### ACTIVITY
Give back every line of the data, word for word.

### RECORDS
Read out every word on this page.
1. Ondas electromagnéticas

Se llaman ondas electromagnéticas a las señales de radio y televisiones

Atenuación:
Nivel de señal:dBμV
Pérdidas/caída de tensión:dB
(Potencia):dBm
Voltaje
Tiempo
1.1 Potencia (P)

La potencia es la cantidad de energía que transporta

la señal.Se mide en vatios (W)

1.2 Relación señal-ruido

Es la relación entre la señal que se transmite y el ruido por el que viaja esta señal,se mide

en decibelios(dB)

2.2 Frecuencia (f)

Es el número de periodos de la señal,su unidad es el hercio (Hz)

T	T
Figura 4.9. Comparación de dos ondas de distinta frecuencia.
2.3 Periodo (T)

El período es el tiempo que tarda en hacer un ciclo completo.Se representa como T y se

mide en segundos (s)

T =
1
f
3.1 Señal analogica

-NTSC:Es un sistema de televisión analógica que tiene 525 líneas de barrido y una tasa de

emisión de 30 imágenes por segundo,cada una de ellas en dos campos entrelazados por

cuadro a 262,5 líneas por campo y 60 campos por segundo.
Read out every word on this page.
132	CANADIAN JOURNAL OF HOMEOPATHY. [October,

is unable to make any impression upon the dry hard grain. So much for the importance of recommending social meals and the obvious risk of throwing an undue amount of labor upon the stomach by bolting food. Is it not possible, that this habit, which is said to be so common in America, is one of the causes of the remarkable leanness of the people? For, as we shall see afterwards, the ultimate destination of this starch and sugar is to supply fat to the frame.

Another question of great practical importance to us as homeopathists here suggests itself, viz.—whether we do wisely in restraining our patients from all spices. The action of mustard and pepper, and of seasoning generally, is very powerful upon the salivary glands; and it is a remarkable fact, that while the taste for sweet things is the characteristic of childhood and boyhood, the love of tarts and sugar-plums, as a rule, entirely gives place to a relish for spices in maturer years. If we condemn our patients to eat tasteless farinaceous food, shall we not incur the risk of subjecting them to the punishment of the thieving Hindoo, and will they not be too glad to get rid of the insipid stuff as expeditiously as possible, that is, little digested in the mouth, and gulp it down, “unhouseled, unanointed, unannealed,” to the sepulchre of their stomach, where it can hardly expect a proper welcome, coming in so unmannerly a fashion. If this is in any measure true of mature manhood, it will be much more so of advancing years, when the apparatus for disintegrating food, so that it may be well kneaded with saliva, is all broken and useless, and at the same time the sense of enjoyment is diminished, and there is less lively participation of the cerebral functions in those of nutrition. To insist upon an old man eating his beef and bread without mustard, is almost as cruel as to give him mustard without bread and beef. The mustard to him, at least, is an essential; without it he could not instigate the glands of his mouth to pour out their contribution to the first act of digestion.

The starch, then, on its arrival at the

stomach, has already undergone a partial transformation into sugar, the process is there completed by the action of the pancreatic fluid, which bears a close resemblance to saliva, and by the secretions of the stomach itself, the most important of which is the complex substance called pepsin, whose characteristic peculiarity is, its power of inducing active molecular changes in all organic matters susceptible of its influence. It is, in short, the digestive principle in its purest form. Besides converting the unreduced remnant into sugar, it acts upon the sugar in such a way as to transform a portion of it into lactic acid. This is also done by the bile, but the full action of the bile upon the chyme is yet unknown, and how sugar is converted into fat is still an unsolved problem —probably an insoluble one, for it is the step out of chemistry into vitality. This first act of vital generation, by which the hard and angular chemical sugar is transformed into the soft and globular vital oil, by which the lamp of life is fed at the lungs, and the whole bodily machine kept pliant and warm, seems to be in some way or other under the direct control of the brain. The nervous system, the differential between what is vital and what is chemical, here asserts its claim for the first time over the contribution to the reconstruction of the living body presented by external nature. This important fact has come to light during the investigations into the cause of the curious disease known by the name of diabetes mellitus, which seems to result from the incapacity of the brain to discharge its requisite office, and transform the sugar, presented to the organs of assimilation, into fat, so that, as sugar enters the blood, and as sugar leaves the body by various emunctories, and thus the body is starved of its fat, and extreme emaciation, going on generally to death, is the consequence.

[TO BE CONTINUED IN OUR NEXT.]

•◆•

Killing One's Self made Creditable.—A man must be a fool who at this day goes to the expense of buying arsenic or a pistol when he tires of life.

### RESPONSE FOR THIS EXERCISE
Read out every word on this page.
1. Ondas electromagnéticas

Se llaman ondas electromagnéticas a las señales de radio y televisiones

Atenuación:
Nivel de señal:dBμV
Pérdidas/caída de tensión:dB
(Potencia):dBm
Voltaje
Tiempo
1.1 Potencia (P)

La potencia es la cantidad de energía que transporta

la señal.Se mide en vatios (W)

1.2 Relación señal-ruido

Es la relación entre la señal que se transmite y el ruido por el que viaja esta señal,se mide

en decibelios(dB)

2.2 Frecuencia (f)

Es el número de periodos de la señal,su unidad es el hercio (Hz)

T	T
Figura 4.9. Comparación de dos ondas de distinta frecuencia.
2.3 Periodo (T)

El período es el tiempo que tarda en hacer un ciclo completo.Se representa como T y se

mide en segundos (s)

T =
1
f
3.1 Señal analogica

-NTSC:Es un sistema de televisión analógica que tiene 525 líneas de barrido y una tasa de

emisión de 30 imágenes por segundo,cada una de ellas en dos campos entrelazados por

cuadro a 262,5 líneas por campo y 60 campos por segundo.
Read out every word on this page.
132	CANADIAN JOURNAL OF HOMEOPATHY. [October,

is unable to make any impression upon the dry hard grain. So much for the importance of recommending social meals and the obvious risk of throwing an undue amount of labor upon the stomach by bolting food. Is it not possible, that this habit, which is said to be so common in America, is one of the causes of the remarkable leanness of the people? For, as we shall see afterwards, the ultimate destination of this starch and sugar is to supply fat to the frame.

Another question of great practical importance to us as homeopathists here suggests itself, viz.—whether we do wisely in restraining our patients from all spices. The action of mustard and pepper, and of seasoning generally, is very powerful upon the salivary glands; and it is a remarkable fact, that while the taste for sweet things is the characteristic of childhood and boyhood, the love of tarts and sugar-plums, as a rule, entirely gives place to a relish for spices in maturer years. If we condemn our patients to eat tasteless farinaceous food, shall we not incur the risk of subjecting them to the punishment of the thieving Hindoo, and will they not be too glad to get rid of the insipid stuff as expeditiously as possible, that is, little digested in the mouth, and gulp it down, “unhouseled, unanointed, unannealed,” to the sepulchre of their stomach, where it can hardly expect a proper welcome, coming in so unmannerly a fashion. If this is in any measure true of mature manhood, it will be much more so of advancing years, when the apparatus for disintegrating food, so that it may be well kneaded with saliva, is all broken and useless, and at the same time the sense of enjoyment is diminished, and there is less lively participation of the cerebral functions in those of nutrition. To insist upon an old man eating his beef and bread without mustard, is almost as cruel as to give him mustard without bread and beef. The mustard to him, at least, is an essential; without it he could not instigate the glands of his mouth to pour out their contribution to the first act of digestion.

The starch, then, on its arrival at the

stomach, has already undergone a partial transformation into sugar, the process is there completed by the action of the pancreatic fluid, which bears a close resemblance to saliva, and by the secretions of the stomach itself, the most important of which is the complex substance called pepsin, whose characteristic peculiarity is, its power of inducing active molecular changes in all organic matters susceptible of its influence. It is, in short, the digestive principle in its purest form. Besides converting the unreduced remnant into sugar, it acts upon the sugar in such a way as to transform a portion of it into lactic acid. This is also done by the bile, but the full action of the bile upon the chyme is yet unknown, and how sugar is converted into fat is still an unsolved problem —probably an insoluble one, for it is the step out of chemistry into vitality. This first act of vital generation, by which the hard and angular chemical sugar is transformed into the soft and globular vital oil, by which the lamp of life is fed at the lungs, and the whole bodily machine kept pliant and warm, seems to be in some way or other under the direct control of the brain. The nervous system, the differential between what is vital and what is chemical, here asserts its claim for the first time over the contribution to the reconstruction of the living body presented by external nature. This important fact has come to light during the investigations into the cause of the curious disease known by the name of diabetes mellitus, which seems to result from the incapacity of the brain to discharge its requisite office, and transform the sugar, presented to the organs of assimilation, into fat, so that, as sugar enters the blood, and as sugar leaves the body by various emunctories, and thus the body is starved of its fat, and extreme emaciation, going on generally to death, is the consequence.

[TO BE CONTINUED IN OUR NEXT.]

•◆•

Killing One's Self made Creditable.—A man must be a fool who at this day goes to the expense of buying arsenic or a pistol when he tires of life.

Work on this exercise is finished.